→ PROVIDED DATA
═══
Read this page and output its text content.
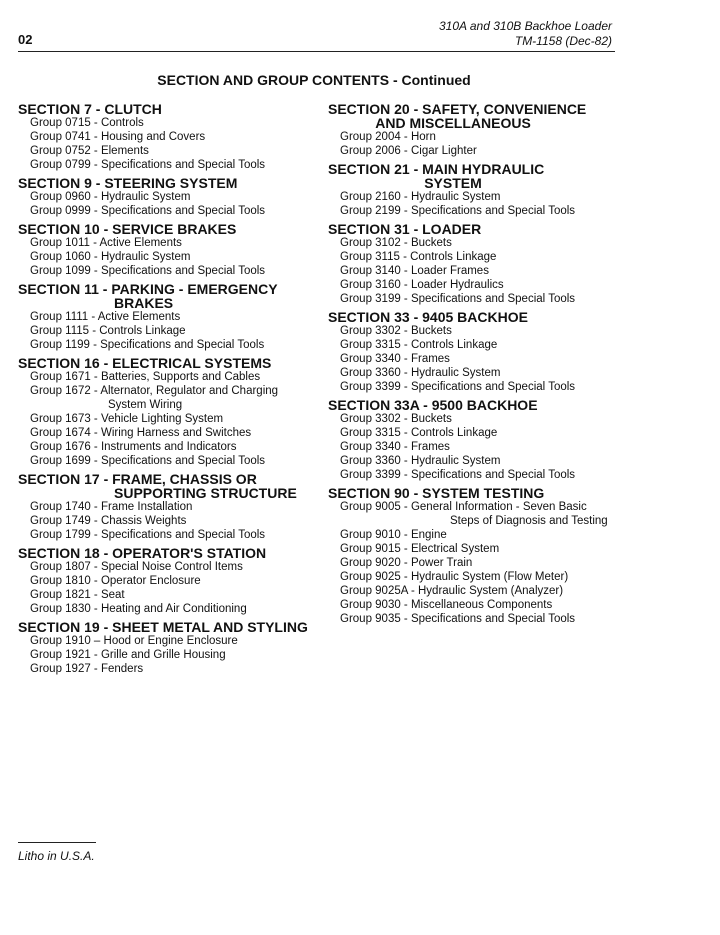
02
310A and 310B Backhoe Loader
TM-1158 (Dec-82)
SECTION AND GROUP CONTENTS - Continued
SECTION 7 - CLUTCH
Group 0715 - Controls
Group 0741 - Housing and Covers
Group 0752 - Elements
Group 0799 - Specifications and Special Tools
SECTION 9 - STEERING SYSTEM
Group 0960 - Hydraulic System
Group 0999 - Specifications and Special Tools
SECTION 10 - SERVICE BRAKES
Group 1011 - Active Elements
Group 1060 - Hydraulic System
Group 1099 - Specifications and Special Tools
SECTION 11 - PARKING - EMERGENCY
BRAKES
Group 1111 - Active Elements
Group 1115 - Controls Linkage
Group 1199 - Specifications and Special Tools
SECTION 16 - ELECTRICAL SYSTEMS
Group 1671 - Batteries, Supports and Cables
Group 1672 - Alternator, Regulator and Charging
System Wiring
Group 1673 - Vehicle Lighting System
Group 1674 - Wiring Harness and Switches
Group 1676 - Instruments and Indicators
Group 1699 - Specifications and Special Tools
SECTION 17 - FRAME, CHASSIS OR
SUPPORTING STRUCTURE
Group 1740 - Frame Installation
Group 1749 - Chassis Weights
Group 1799 - Specifications and Special Tools
SECTION 18 - OPERATOR'S STATION
Group 1807 - Special Noise Control Items
Group 1810 - Operator Enclosure
Group 1821 - Seat
Group 1830 - Heating and Air Conditioning
SECTION 19 - SHEET METAL AND STYLING
Group 1910 – Hood or Engine Enclosure
Group 1921 - Grille and Grille Housing
Group 1927 - Fenders
SECTION 20 - SAFETY, CONVENIENCE
AND MISCELLANEOUS
Group 2004 - Horn
Group 2006 - Cigar Lighter
SECTION 21 - MAIN HYDRAULIC
SYSTEM
Group 2160 - Hydraulic System
Group 2199 - Specifications and Special Tools
SECTION 31 - LOADER
Group 3102 - Buckets
Group 3115 - Controls Linkage
Group 3140 - Loader Frames
Group 3160 - Loader Hydraulics
Group 3199 - Specifications and Special Tools
SECTION 33 - 9405 BACKHOE
Group 3302 - Buckets
Group 3315 - Controls Linkage
Group 3340 - Frames
Group 3360 - Hydraulic System
Group 3399 - Specifications and Special Tools
SECTION 33A - 9500 BACKHOE
Group 3302 - Buckets
Group 3315 - Controls Linkage
Group 3340 - Frames
Group 3360 - Hydraulic System
Group 3399 - Specifications and Special Tools
SECTION 90 - SYSTEM TESTING
Group 9005 - General Information - Seven Basic
Steps of Diagnosis and Testing
Group 9010 - Engine
Group 9015 - Electrical System
Group 9020 - Power Train
Group 9025 - Hydraulic System (Flow Meter)
Group 9025A - Hydraulic System (Analyzer)
Group 9030 - Miscellaneous Components
Group 9035 - Specifications and Special Tools
Litho in U.S.A.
═══
→ SET TASK
Copy every line above word for word and exclude the pictures.

→ IN RESPONSE
Read this page and output its text content.
02
310A and 310B Backhoe Loader
TM-1158 (Dec-82)
SECTION AND GROUP CONTENTS - Continued
SECTION 7 - CLUTCH
Group 0715 - Controls
Group 0741 - Housing and Covers
Group 0752 - Elements
Group 0799 - Specifications and Special Tools
SECTION 9 - STEERING SYSTEM
Group 0960 - Hydraulic System
Group 0999 - Specifications and Special Tools
SECTION 10 - SERVICE BRAKES
Group 1011 - Active Elements
Group 1060 - Hydraulic System
Group 1099 - Specifications and Special Tools
SECTION 11 - PARKING - EMERGENCY
BRAKES
Group 1111 - Active Elements
Group 1115 - Controls Linkage
Group 1199 - Specifications and Special Tools
SECTION 16 - ELECTRICAL SYSTEMS
Group 1671 - Batteries, Supports and Cables
Group 1672 - Alternator, Regulator and Charging
System Wiring
Group 1673 - Vehicle Lighting System
Group 1674 - Wiring Harness and Switches
Group 1676 - Instruments and Indicators
Group 1699 - Specifications and Special Tools
SECTION 17 - FRAME, CHASSIS OR
SUPPORTING STRUCTURE
Group 1740 - Frame Installation
Group 1749 - Chassis Weights
Group 1799 - Specifications and Special Tools
SECTION 18 - OPERATOR'S STATION
Group 1807 - Special Noise Control Items
Group 1810 - Operator Enclosure
Group 1821 - Seat
Group 1830 - Heating and Air Conditioning
SECTION 19 - SHEET METAL AND STYLING
Group 1910 – Hood or Engine Enclosure
Group 1921 - Grille and Grille Housing
Group 1927 - Fenders
SECTION 20 - SAFETY, CONVENIENCE
AND MISCELLANEOUS
Group 2004 - Horn
Group 2006 - Cigar Lighter
SECTION 21 - MAIN HYDRAULIC
SYSTEM
Group 2160 - Hydraulic System
Group 2199 - Specifications and Special Tools
SECTION 31 - LOADER
Group 3102 - Buckets
Group 3115 - Controls Linkage
Group 3140 - Loader Frames
Group 3160 - Loader Hydraulics
Group 3199 - Specifications and Special Tools
SECTION 33 - 9405 BACKHOE
Group 3302 - Buckets
Group 3315 - Controls Linkage
Group 3340 - Frames
Group 3360 - Hydraulic System
Group 3399 - Specifications and Special Tools
SECTION 33A - 9500 BACKHOE
Group 3302 - Buckets
Group 3315 - Controls Linkage
Group 3340 - Frames
Group 3360 - Hydraulic System
Group 3399 - Specifications and Special Tools
SECTION 90 - SYSTEM TESTING
Group 9005 - General Information - Seven Basic
Steps of Diagnosis and Testing
Group 9010 - Engine
Group 9015 - Electrical System
Group 9020 - Power Train
Group 9025 - Hydraulic System (Flow Meter)
Group 9025A - Hydraulic System (Analyzer)
Group 9030 - Miscellaneous Components
Group 9035 - Specifications and Special Tools
Litho in U.S.A.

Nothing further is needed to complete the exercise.